REQUIREMENTS: Reproduce the following lines verbatim, omitting the picture.

EXTRACTED DATA:
#####

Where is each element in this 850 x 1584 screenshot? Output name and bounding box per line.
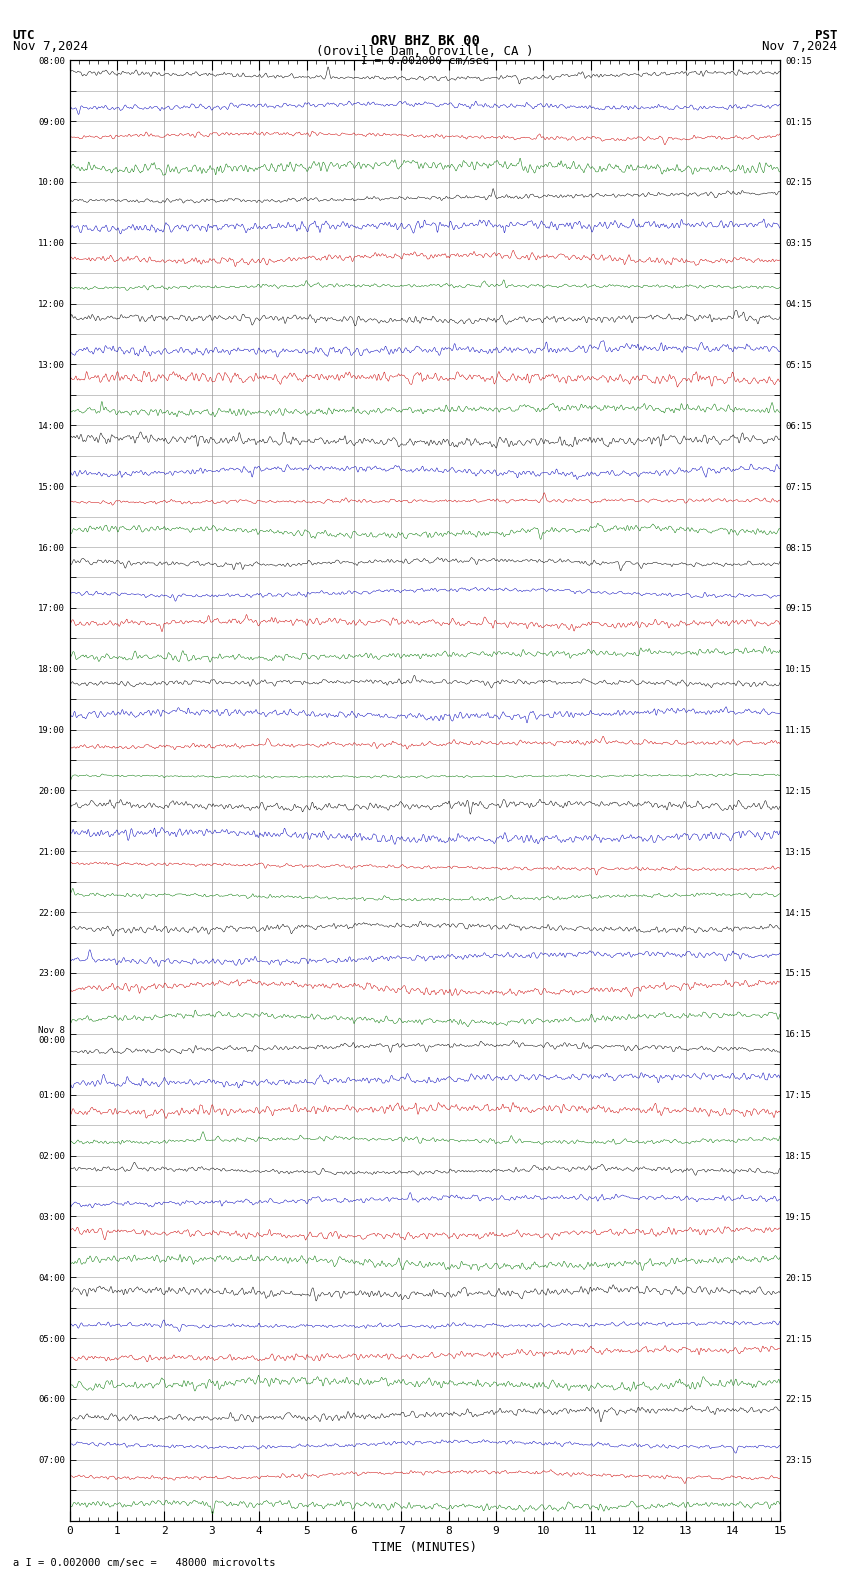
Text: UTC: UTC xyxy=(13,29,35,41)
Text: I = 0.002000 cm/sec: I = 0.002000 cm/sec xyxy=(361,55,489,67)
Text: (Oroville Dam, Oroville, CA ): (Oroville Dam, Oroville, CA ) xyxy=(316,44,534,59)
Text: Nov 7,2024: Nov 7,2024 xyxy=(13,40,88,52)
Text: a I = 0.002000 cm/sec =   48000 microvolts: a I = 0.002000 cm/sec = 48000 microvolts xyxy=(13,1559,275,1568)
Text: ORV BHZ BK 00: ORV BHZ BK 00 xyxy=(371,33,479,48)
Text: PST: PST xyxy=(815,29,837,41)
X-axis label: TIME (MINUTES): TIME (MINUTES) xyxy=(372,1541,478,1554)
Text: Nov 7,2024: Nov 7,2024 xyxy=(762,40,837,52)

#####

SOLUTION BELOW:
Where is each element in this 850 x 1584 screenshot? Output name and bounding box per line.
Text: UTC: UTC xyxy=(13,29,35,41)
Text: I = 0.002000 cm/sec: I = 0.002000 cm/sec xyxy=(361,55,489,67)
Text: (Oroville Dam, Oroville, CA ): (Oroville Dam, Oroville, CA ) xyxy=(316,44,534,59)
Text: Nov 7,2024: Nov 7,2024 xyxy=(13,40,88,52)
Text: a I = 0.002000 cm/sec =   48000 microvolts: a I = 0.002000 cm/sec = 48000 microvolts xyxy=(13,1559,275,1568)
Text: ORV BHZ BK 00: ORV BHZ BK 00 xyxy=(371,33,479,48)
Text: PST: PST xyxy=(815,29,837,41)
X-axis label: TIME (MINUTES): TIME (MINUTES) xyxy=(372,1541,478,1554)
Text: Nov 7,2024: Nov 7,2024 xyxy=(762,40,837,52)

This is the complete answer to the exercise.